THINGS TO DO>
- a) Say whether each statement agrees with the Watts documentary passage, answering yes or no and quoting the deciding words of the passage exactly: (i) Cleophas's father works as a security guard; (ii) the documentary opens at a theater in Los Angeles; (iii) the young people featured range in age from 8 to 21.
- b) In the Watts documentary passage, change "security guard" to "night watchman" and give the part between "Cleophas Jackson is" and "round of interviews.", inclusive.
- c) According to the Watts documentary passage, what kind of camera did the young people learn to shoot with?

[BEGIN TEXT PASSAGE]

Cleophas Jackson is a chubby, talkative, 13-year-old boy with a
charismatic, entertaining personality. Nestled in his working family -
his father is a security guard and his mother used to work as a
secretary - he has managed to steer clear of gangs. But, when asked,
he points out quickly, as if to certify his hard-core credentials, that
he has "done bad stuff," like fighting, cutting class and bringing a
knife to school.
Both Yolanda and Cleophas are among the dozen young people, aged 8
to 21, featured in the documentary, "112th and Central: Through the Eyes
of Children," which opens tomorrow at the Village East Theater, Second
Avenue and 11th Street in Manhattan. The filmmakers plan to show the
documentary in selected art houses around the country. The young people
were in New York recently, on a busy round of interviews.
The film, which the young people produced with the help of film
professionals, focuses on Watts, one Los Angeles-area community
devastated by riots following the acquittal of police officers in the
first trial stemming from the beating of Rodney King. Rather than a
comprehensive post-riot report, it offers various residents, primarily
young people and gang members, the opportunity to speak directly about
their lives. In the process, Yolanda, Cleophas and their peers -
designated executive producers of the project - also learned the
rudiments of how a film is put together, how to shoot with a High-8
camera, interviewing techniques and how the outside world views their
community.
The project gave Cleophas a chance to polish his on-camera
poise. In a voice that is still somewhat high-pitched, he often poses
the same question, using his best TV reporter demeanor: "So uh, what did
you think of the riots?"
"They should have went to somebody else's community," one girl
responds. "They messed up their own community."

[END TEXT PASSAGE]
[BEGIN COLLECTED DATA]

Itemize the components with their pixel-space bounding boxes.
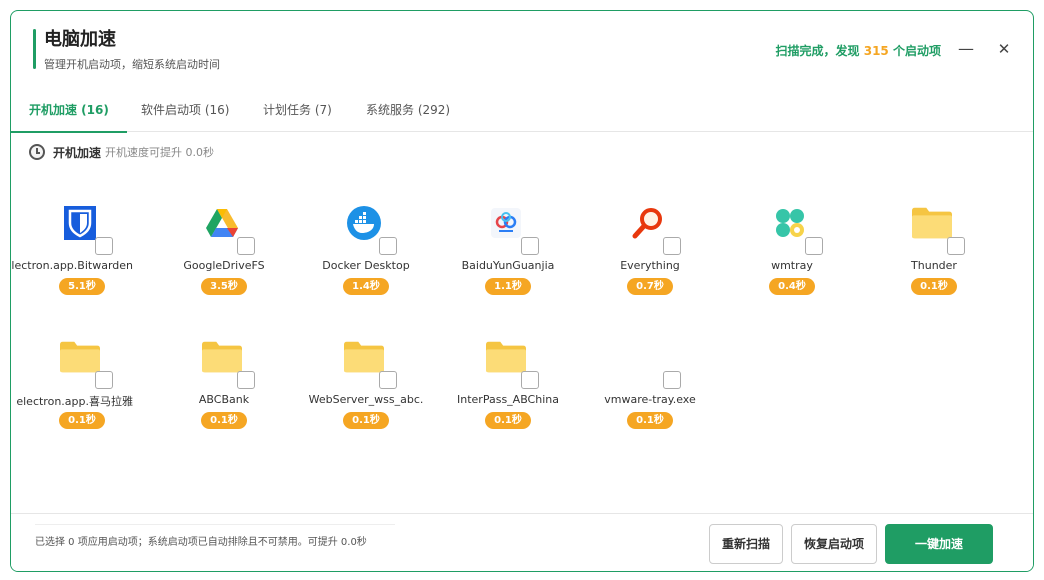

[END COLLECTED DATA]

WORKED ANSWERS>
- a)
(i) Yes: "his father is a security guard"
(ii) No: "opens tomorrow at the Village East Theater, Second Avenue and 11th Street in Manhattan"
(iii) Yes: "aged 8 to 21"

- b)
Cleophas Jackson is a chubby, talkative, 13-year-old boy with a
charismatic, entertaining personality. Nestled in his working family -
his father is a night watchman and his mother used to work as a
secretary - he has managed to steer clear of gangs. But, when asked,
he points out quickly, as if to certify his hard-core credentials, that
he has "done bad stuff," like fighting, cutting class and bringing a
knife to school.
Both Yolanda and Cleophas are among the dozen young people, aged 8
to 21, featured in the documentary, "112th and Central: Through the Eyes
of Children," which opens tomorrow at the Village East Theater, Second
Avenue and 11th Street in Manhattan. The filmmakers plan to show the
documentary in selected art houses around the country. The young people
were in New York recently, on a busy round of interviews.

- c) A High-8 camera.